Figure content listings
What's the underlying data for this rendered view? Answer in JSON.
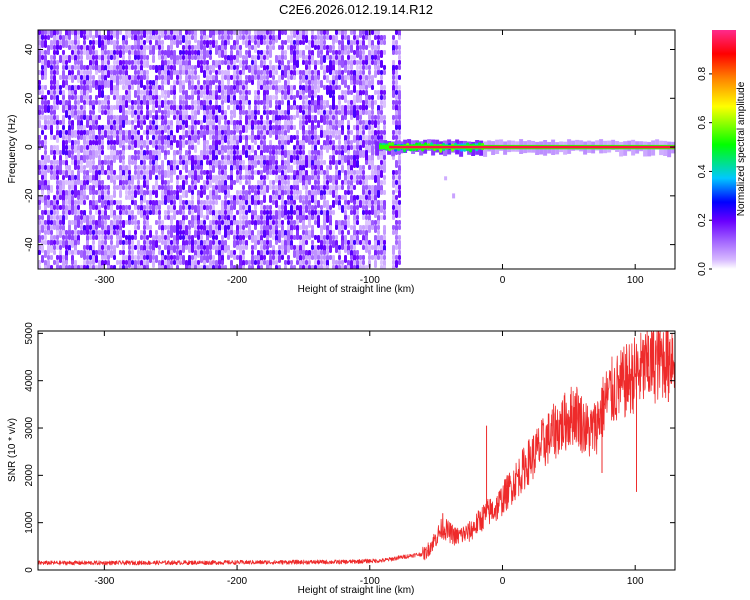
{
  "figure": {
    "title": "C2E6.2026.012.19.14.R12"
  },
  "colors": {
    "snr_line": "#ee2a2a",
    "text": "#000000",
    "frame": "#000000",
    "colormap": [
      "#ffffff",
      "#d6b8ff",
      "#a060ff",
      "#6a00ff",
      "#0000ff",
      "#00c8ff",
      "#00ff00",
      "#ffff00",
      "#ff8000",
      "#ff0000",
      "#ff2a8c"
    ]
  },
  "chart_data": [
    {
      "type": "heatmap",
      "title": "",
      "xlabel": "Height of straight line (km)",
      "ylabel": "Frequency (Hz)",
      "xlim": [
        -350,
        130
      ],
      "ylim": [
        -50,
        48
      ],
      "xticks": [
        -300,
        -200,
        -100,
        0,
        100
      ],
      "yticks": [
        -40,
        -20,
        0,
        20,
        40
      ],
      "xtick_labels": [
        "-300",
        "-200",
        "-100",
        "0",
        "100"
      ],
      "ytick_labels": [
        "-40",
        "-20",
        "0",
        "20",
        "40"
      ],
      "noise_region_x": [
        -350,
        -77
      ],
      "noise_gap_x": -87,
      "noise_level": 0.15,
      "line_start_x": -93,
      "line_frequency": 0,
      "line_amplitude": 1.0,
      "colorbar": {
        "label": "Normalized spectral amplitude",
        "range": [
          0,
          0.98
        ],
        "ticks": [
          0,
          0.2,
          0.4,
          0.6,
          0.8
        ],
        "tick_labels": [
          "0.0",
          "0.2",
          "0.4",
          "0.6",
          "0.8"
        ]
      }
    },
    {
      "type": "line",
      "title": "",
      "xlabel": "Height of straight line (km)",
      "ylabel": "SNR (10 * v/v)",
      "xlim": [
        -350,
        130
      ],
      "ylim": [
        0,
        5050
      ],
      "xticks": [
        -300,
        -200,
        -100,
        0,
        100
      ],
      "yticks": [
        0,
        1000,
        2000,
        3000,
        4000,
        5000
      ],
      "xtick_labels": [
        "-300",
        "-200",
        "-100",
        "0",
        "100"
      ],
      "ytick_labels": [
        "0",
        "1000",
        "2000",
        "3000",
        "4000",
        "5000"
      ],
      "series": [
        {
          "color": "#ee2a2a",
          "x": [
            -350,
            -300,
            -200,
            -120,
            -90,
            -70,
            -58,
            -52,
            -45,
            -40,
            -35,
            -30,
            -25,
            -20,
            -12,
            -5,
            0,
            5,
            10,
            20,
            30,
            40,
            50,
            55,
            60,
            65,
            70,
            75,
            80,
            90,
            100,
            110,
            120,
            130
          ],
          "y": [
            150,
            150,
            160,
            170,
            200,
            300,
            350,
            600,
            900,
            800,
            700,
            750,
            800,
            950,
            1200,
            1300,
            1500,
            1700,
            1900,
            2300,
            2650,
            2950,
            3200,
            3350,
            3100,
            2900,
            3000,
            3400,
            3700,
            3900,
            4150,
            4300,
            4450,
            4600
          ],
          "spikes": [
            {
              "x": -45,
              "y": 1200
            },
            {
              "x": -12,
              "y": 3050
            },
            {
              "x": 70,
              "y": 3450
            },
            {
              "x": 75,
              "y": 2050
            },
            {
              "x": 95,
              "y": 3700
            },
            {
              "x": 101,
              "y": 1650
            },
            {
              "x": 110,
              "y": 4950
            },
            {
              "x": 118,
              "y": 5000
            },
            {
              "x": 125,
              "y": 3550
            }
          ]
        }
      ]
    }
  ]
}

- [DO THIS]: Transcribe all the lines above exactly, apart from the pictures.

- [THE ANSWER]:
What's the underlying data for this rendered view? Answer in JSON.
{
  "figure": {
    "title": "C2E6.2026.012.19.14.R12"
  },
  "colors": {
    "snr_line": "#ee2a2a",
    "text": "#000000",
    "frame": "#000000",
    "colormap": [
      "#ffffff",
      "#d6b8ff",
      "#a060ff",
      "#6a00ff",
      "#0000ff",
      "#00c8ff",
      "#00ff00",
      "#ffff00",
      "#ff8000",
      "#ff0000",
      "#ff2a8c"
    ]
  },
  "chart_data": [
    {
      "type": "heatmap",
      "title": "",
      "xlabel": "Height of straight line (km)",
      "ylabel": "Frequency (Hz)",
      "xlim": [
        -350,
        130
      ],
      "ylim": [
        -50,
        48
      ],
      "xticks": [
        -300,
        -200,
        -100,
        0,
        100
      ],
      "yticks": [
        -40,
        -20,
        0,
        20,
        40
      ],
      "xtick_labels": [
        "-300",
        "-200",
        "-100",
        "0",
        "100"
      ],
      "ytick_labels": [
        "-40",
        "-20",
        "0",
        "20",
        "40"
      ],
      "noise_region_x": [
        -350,
        -77
      ],
      "noise_gap_x": -87,
      "noise_level": 0.15,
      "line_start_x": -93,
      "line_frequency": 0,
      "line_amplitude": 1.0,
      "colorbar": {
        "label": "Normalized spectral amplitude",
        "range": [
          0,
          0.98
        ],
        "ticks": [
          0,
          0.2,
          0.4,
          0.6,
          0.8
        ],
        "tick_labels": [
          "0.0",
          "0.2",
          "0.4",
          "0.6",
          "0.8"
        ]
      }
    },
    {
      "type": "line",
      "title": "",
      "xlabel": "Height of straight line (km)",
      "ylabel": "SNR (10 * v/v)",
      "xlim": [
        -350,
        130
      ],
      "ylim": [
        0,
        5050
      ],
      "xticks": [
        -300,
        -200,
        -100,
        0,
        100
      ],
      "yticks": [
        0,
        1000,
        2000,
        3000,
        4000,
        5000
      ],
      "xtick_labels": [
        "-300",
        "-200",
        "-100",
        "0",
        "100"
      ],
      "ytick_labels": [
        "0",
        "1000",
        "2000",
        "3000",
        "4000",
        "5000"
      ],
      "series": [
        {
          "color": "#ee2a2a",
          "x": [
            -350,
            -300,
            -200,
            -120,
            -90,
            -70,
            -58,
            -52,
            -45,
            -40,
            -35,
            -30,
            -25,
            -20,
            -12,
            -5,
            0,
            5,
            10,
            20,
            30,
            40,
            50,
            55,
            60,
            65,
            70,
            75,
            80,
            90,
            100,
            110,
            120,
            130
          ],
          "y": [
            150,
            150,
            160,
            170,
            200,
            300,
            350,
            600,
            900,
            800,
            700,
            750,
            800,
            950,
            1200,
            1300,
            1500,
            1700,
            1900,
            2300,
            2650,
            2950,
            3200,
            3350,
            3100,
            2900,
            3000,
            3400,
            3700,
            3900,
            4150,
            4300,
            4450,
            4600
          ],
          "spikes": [
            {
              "x": -45,
              "y": 1200
            },
            {
              "x": -12,
              "y": 3050
            },
            {
              "x": 70,
              "y": 3450
            },
            {
              "x": 75,
              "y": 2050
            },
            {
              "x": 95,
              "y": 3700
            },
            {
              "x": 101,
              "y": 1650
            },
            {
              "x": 110,
              "y": 4950
            },
            {
              "x": 118,
              "y": 5000
            },
            {
              "x": 125,
              "y": 3550
            }
          ]
        }
      ]
    }
  ]
}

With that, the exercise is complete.